Using the text below on the 1st Banffshire Artillery Volunteers, answer these:
(a) Which person is listed as Colonel of the Regiment?
(b) On what date were the Banffshire units brought together into the 1st Administrative Brigade?
(c) At what place was the 2nd Elgin AVC formed?

### Text section
↓↓↓

- Active: 1859–1908
- Country: United Kingdom
- Branch: Volunteer Force
- Type: Artillery Volunteer Corps
- Role: Garrison Artillery
- Garrison/HQ: Banff

Commanders
- Colonel of the Regiment: Alexander Duff, 1st Duke of Fife

= 1st Banffshire Artillery Volunteers =

The 1st Banffshire Artillery Volunteers was a part-time unit of the British Army's Royal Artillery founded in Banffshire in Scotland in 1859. Through various reorganisations it served as auxiliary garrison artillery until 1908.

==Volunteer Force==
The enthusiasm for the Volunteer movement following an invasion scare in 1859 saw the creation of many Rifle and Artillery Volunteer Corps composed of part-time soldiers eager to supplement the Regular British Army in time of need. By 1861 five Artillery Volunteer Corps (AVCs) had been formed in Banffshire:
- 1st (Macduff) Banffshire AVC formed before October 1859, originally as a subdivision, became a full battery 27 March 1860
- 2nd (Banff) Banffshire AVC formed on 29 December 1859, originally numbered 1st
- 3rd (Banff) Banffshire AVC formed on 5 April 1860; absorbed into 2nd AVC in 1864
- 4th (Portsoy) Banffshire AVC formed on 8 October 1860
- 5th (Cullen) Banffshire AVC formed on 18 February 1861

On 22 October 1861, these units were brought together into the 1st Administrative Brigade, Banffshire Artillery Volunteers, with its headquarters (HQ) at Banff. In 1863, the brigade was joined by the 1st Elgin AVC, which had been formed at Lossiemouth in Elginshire on 26 March 1860. A 2nd Elgin AVC was formed at Burghead on 16 October 1872 and was also included in the 1st Banff Admin Brigade. On 13 November 1875, a new 3rd Banffshire AVC was formed at Gardenstown to replace the unit disbanded in 1864.

↑↑↑

Excerpts from a layout annotation set
↓↓↓

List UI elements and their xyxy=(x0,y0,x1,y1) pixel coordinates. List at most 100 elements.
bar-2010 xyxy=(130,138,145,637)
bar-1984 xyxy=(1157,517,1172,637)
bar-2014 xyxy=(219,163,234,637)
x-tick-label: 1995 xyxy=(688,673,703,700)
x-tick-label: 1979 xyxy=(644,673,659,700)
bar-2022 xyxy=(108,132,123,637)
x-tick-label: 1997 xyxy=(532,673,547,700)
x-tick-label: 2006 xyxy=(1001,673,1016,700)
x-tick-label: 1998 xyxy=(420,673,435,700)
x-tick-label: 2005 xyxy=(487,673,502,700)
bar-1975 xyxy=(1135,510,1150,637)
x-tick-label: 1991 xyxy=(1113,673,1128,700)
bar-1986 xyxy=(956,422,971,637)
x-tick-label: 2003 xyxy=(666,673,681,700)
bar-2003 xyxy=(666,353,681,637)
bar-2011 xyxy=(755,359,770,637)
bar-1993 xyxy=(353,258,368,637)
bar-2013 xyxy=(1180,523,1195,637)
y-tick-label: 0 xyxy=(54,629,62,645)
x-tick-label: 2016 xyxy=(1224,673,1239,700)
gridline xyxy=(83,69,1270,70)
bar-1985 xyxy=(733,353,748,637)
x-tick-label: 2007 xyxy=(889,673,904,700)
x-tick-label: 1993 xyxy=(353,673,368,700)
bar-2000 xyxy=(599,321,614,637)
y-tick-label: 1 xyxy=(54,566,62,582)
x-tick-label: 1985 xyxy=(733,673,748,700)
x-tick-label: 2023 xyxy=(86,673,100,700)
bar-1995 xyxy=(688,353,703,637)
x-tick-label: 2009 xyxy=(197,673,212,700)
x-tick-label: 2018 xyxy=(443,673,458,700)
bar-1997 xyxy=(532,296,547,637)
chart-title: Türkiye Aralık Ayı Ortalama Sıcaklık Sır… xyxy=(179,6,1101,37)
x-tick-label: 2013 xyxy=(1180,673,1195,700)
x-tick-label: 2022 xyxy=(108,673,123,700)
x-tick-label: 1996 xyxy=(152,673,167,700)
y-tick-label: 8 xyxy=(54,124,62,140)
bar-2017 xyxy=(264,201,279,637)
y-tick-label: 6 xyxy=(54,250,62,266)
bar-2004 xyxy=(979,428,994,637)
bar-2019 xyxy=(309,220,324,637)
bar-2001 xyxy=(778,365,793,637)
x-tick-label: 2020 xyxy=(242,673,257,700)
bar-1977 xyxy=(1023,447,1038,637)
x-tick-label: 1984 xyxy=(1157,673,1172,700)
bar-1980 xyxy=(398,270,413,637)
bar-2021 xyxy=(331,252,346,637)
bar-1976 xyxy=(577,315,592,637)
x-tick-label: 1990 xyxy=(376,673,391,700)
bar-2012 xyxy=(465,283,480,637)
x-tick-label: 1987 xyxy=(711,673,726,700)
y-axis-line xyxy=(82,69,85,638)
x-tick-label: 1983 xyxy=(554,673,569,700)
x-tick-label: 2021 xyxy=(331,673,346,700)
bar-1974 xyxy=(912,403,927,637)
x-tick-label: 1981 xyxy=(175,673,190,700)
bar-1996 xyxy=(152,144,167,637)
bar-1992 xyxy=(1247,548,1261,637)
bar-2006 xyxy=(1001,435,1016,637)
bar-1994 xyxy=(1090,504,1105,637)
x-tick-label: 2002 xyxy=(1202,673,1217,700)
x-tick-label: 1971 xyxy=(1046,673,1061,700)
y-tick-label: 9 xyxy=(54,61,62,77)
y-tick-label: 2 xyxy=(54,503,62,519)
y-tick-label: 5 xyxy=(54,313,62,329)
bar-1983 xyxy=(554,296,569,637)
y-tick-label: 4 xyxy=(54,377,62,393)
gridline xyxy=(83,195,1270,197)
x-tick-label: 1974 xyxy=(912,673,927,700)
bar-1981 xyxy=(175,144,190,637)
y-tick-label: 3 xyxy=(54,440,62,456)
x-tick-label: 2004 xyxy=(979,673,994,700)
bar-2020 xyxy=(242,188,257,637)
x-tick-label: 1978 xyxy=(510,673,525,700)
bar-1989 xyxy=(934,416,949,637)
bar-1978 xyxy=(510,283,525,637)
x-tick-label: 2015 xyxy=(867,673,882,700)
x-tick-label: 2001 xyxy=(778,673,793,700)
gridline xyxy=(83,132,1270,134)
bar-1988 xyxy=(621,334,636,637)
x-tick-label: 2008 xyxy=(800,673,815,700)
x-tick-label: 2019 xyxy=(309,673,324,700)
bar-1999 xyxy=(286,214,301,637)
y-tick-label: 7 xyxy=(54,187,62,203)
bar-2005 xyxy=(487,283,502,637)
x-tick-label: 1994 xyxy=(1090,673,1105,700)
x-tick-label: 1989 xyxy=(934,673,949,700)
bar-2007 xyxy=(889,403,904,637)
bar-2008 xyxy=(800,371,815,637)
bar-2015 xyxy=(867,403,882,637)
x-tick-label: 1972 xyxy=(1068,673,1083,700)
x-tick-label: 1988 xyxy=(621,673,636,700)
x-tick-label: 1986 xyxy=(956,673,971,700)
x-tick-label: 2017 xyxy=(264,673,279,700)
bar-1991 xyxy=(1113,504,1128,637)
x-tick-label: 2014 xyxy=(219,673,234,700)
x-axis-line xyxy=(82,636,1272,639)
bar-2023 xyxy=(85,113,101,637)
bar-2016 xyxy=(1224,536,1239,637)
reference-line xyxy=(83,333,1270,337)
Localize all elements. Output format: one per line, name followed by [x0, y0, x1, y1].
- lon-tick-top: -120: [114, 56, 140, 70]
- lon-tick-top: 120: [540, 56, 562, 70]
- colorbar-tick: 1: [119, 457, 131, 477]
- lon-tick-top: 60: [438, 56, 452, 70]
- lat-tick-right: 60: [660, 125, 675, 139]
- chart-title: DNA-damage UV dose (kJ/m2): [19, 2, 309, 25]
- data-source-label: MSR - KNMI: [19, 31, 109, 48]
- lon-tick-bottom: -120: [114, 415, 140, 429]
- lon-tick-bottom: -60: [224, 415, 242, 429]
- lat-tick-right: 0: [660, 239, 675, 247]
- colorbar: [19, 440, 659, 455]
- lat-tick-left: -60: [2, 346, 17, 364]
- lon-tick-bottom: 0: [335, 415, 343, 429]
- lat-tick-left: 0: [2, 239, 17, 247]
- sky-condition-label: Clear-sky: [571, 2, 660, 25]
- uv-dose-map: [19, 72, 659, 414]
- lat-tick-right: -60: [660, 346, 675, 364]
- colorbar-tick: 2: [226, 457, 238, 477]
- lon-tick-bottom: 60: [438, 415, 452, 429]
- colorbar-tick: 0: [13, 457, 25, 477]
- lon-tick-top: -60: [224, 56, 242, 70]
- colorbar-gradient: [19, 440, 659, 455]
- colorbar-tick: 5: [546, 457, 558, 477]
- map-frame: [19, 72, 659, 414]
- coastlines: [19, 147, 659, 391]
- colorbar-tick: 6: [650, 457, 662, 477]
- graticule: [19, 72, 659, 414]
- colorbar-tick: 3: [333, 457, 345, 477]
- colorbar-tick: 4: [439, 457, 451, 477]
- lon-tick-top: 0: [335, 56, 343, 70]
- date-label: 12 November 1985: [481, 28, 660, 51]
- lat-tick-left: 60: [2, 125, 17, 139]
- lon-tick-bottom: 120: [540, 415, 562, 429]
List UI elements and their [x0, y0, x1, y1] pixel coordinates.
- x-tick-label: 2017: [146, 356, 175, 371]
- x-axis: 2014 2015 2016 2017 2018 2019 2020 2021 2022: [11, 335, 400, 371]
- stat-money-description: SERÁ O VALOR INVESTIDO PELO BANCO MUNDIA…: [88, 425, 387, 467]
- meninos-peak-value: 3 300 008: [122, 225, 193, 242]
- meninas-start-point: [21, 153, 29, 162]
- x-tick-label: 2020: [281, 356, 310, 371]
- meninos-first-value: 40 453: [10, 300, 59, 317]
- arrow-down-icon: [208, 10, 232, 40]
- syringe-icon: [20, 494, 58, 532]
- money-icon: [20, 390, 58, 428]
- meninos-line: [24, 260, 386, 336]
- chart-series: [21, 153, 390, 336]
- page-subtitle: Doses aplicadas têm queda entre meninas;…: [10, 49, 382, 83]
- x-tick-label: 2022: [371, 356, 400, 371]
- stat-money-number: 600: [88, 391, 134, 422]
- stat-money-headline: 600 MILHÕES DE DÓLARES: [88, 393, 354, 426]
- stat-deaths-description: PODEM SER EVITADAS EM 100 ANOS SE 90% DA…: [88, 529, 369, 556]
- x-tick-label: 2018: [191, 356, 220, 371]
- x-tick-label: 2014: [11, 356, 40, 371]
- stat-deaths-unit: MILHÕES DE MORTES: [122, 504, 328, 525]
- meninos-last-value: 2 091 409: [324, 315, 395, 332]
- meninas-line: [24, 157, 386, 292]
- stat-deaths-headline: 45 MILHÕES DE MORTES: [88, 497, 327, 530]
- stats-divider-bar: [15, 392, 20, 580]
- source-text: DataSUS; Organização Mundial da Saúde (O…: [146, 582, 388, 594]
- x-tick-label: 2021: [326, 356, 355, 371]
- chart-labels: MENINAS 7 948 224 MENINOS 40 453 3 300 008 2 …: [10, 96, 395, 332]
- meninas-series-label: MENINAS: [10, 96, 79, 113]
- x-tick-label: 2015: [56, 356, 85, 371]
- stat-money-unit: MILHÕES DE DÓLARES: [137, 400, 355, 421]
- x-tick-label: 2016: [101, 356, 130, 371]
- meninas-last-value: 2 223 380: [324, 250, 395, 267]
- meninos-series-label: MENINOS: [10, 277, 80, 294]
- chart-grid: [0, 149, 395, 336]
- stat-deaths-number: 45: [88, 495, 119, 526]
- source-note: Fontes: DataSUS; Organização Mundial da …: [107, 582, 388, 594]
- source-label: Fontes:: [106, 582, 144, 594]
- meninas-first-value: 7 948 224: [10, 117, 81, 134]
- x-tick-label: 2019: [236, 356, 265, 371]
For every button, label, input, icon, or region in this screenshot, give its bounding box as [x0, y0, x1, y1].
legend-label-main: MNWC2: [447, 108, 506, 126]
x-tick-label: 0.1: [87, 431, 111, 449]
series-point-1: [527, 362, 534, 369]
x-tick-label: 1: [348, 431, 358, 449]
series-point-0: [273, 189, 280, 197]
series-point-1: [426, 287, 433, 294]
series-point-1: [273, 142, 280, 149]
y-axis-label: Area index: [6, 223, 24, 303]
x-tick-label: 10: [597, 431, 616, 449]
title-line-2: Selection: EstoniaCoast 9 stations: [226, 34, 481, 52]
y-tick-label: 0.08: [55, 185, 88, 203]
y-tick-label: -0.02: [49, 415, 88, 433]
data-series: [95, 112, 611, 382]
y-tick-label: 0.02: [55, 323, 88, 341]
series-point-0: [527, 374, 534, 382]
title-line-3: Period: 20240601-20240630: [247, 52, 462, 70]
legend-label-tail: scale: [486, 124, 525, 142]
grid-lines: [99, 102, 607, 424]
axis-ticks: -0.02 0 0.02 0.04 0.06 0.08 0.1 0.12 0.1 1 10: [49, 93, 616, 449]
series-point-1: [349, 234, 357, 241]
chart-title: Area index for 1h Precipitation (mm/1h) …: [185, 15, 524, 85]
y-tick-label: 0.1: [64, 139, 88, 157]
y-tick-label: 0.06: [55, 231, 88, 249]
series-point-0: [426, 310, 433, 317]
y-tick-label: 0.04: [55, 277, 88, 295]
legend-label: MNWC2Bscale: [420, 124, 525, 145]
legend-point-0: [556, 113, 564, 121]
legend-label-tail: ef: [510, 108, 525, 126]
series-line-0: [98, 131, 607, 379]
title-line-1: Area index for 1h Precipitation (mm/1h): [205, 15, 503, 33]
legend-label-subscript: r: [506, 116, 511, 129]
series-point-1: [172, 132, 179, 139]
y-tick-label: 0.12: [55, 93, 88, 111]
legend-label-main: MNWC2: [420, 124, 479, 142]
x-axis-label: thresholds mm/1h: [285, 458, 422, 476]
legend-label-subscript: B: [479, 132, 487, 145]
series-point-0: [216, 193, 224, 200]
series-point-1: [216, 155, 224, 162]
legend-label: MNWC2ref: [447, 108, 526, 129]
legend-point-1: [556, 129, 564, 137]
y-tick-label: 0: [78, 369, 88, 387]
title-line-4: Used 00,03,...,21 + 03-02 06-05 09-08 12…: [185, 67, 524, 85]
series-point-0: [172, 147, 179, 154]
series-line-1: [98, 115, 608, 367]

↑↑↑

### Solution
(a) Alexander Duff, 1st Duke of Fife
(b) 22 October 1861
(c) Burghead